-- Figure collection entries --
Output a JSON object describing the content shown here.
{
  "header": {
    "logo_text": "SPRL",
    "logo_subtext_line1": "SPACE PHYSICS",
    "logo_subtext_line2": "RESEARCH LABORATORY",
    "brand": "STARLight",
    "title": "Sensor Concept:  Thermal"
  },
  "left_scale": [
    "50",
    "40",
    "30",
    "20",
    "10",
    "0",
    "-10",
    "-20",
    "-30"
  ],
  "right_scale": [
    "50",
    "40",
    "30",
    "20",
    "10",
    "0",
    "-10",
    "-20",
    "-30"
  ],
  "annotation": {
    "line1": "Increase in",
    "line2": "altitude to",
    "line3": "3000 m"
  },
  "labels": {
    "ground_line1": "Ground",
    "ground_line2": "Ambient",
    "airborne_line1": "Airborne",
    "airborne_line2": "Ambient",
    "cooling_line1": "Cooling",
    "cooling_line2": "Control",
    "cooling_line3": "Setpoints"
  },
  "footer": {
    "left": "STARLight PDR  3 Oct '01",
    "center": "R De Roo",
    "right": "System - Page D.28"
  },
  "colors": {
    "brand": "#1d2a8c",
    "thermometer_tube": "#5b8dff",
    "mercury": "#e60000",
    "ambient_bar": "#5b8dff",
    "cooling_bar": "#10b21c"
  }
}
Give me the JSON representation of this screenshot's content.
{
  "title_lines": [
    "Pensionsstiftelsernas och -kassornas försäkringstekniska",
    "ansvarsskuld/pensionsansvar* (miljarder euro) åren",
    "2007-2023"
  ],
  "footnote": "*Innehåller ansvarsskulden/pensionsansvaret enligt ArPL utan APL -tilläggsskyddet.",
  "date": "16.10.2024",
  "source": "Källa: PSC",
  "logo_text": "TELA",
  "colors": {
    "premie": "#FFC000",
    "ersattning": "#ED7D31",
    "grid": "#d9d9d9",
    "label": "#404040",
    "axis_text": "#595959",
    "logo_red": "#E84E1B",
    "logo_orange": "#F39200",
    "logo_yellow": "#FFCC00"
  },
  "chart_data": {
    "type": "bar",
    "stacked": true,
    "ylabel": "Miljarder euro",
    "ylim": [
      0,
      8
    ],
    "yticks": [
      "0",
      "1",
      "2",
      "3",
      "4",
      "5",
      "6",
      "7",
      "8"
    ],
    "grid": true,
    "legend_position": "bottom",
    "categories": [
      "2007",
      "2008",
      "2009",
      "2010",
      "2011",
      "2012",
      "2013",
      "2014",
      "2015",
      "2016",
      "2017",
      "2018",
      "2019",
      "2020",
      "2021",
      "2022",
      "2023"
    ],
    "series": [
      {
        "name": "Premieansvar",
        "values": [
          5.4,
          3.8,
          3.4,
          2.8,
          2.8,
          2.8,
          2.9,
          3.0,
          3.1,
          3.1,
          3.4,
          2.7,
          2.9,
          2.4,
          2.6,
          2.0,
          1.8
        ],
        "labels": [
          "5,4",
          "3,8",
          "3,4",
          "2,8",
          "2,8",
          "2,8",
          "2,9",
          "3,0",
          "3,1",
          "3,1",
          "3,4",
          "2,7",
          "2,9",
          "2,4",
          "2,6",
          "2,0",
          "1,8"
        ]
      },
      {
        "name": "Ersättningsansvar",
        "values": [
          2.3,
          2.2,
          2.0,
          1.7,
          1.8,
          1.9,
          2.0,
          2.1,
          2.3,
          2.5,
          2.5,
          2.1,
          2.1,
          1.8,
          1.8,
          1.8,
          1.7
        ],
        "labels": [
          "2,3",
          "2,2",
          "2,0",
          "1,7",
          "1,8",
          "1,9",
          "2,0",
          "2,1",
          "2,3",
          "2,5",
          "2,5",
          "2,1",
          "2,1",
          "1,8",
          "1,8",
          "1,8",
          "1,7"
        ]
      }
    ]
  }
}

-- AIM OF THE TASK --
Copy out each line of the records where the string "name" appears.

-- EXERCISE ANSWER --
        "name": "Premieansvar",
        "name": "Ersättningsansvar",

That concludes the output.